- _Supplied entries_:
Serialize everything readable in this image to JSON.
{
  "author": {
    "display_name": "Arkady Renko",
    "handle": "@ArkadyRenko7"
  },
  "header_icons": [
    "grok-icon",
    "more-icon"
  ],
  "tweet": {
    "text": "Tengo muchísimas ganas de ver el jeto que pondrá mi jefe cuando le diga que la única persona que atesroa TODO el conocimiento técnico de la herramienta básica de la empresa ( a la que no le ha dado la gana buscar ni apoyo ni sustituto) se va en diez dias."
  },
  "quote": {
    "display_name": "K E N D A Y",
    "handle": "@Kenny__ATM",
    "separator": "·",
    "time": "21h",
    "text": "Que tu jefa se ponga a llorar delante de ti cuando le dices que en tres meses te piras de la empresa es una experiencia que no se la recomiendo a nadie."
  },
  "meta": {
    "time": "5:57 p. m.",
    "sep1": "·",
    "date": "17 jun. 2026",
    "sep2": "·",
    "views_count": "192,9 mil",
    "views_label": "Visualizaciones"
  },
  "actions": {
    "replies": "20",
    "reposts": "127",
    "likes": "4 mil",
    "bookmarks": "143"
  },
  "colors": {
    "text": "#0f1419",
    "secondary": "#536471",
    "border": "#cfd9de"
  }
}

- _What you need to do_: Across the entries above, how many lines contain "handle"? Provide only the count.

- _Completed exercise_: 2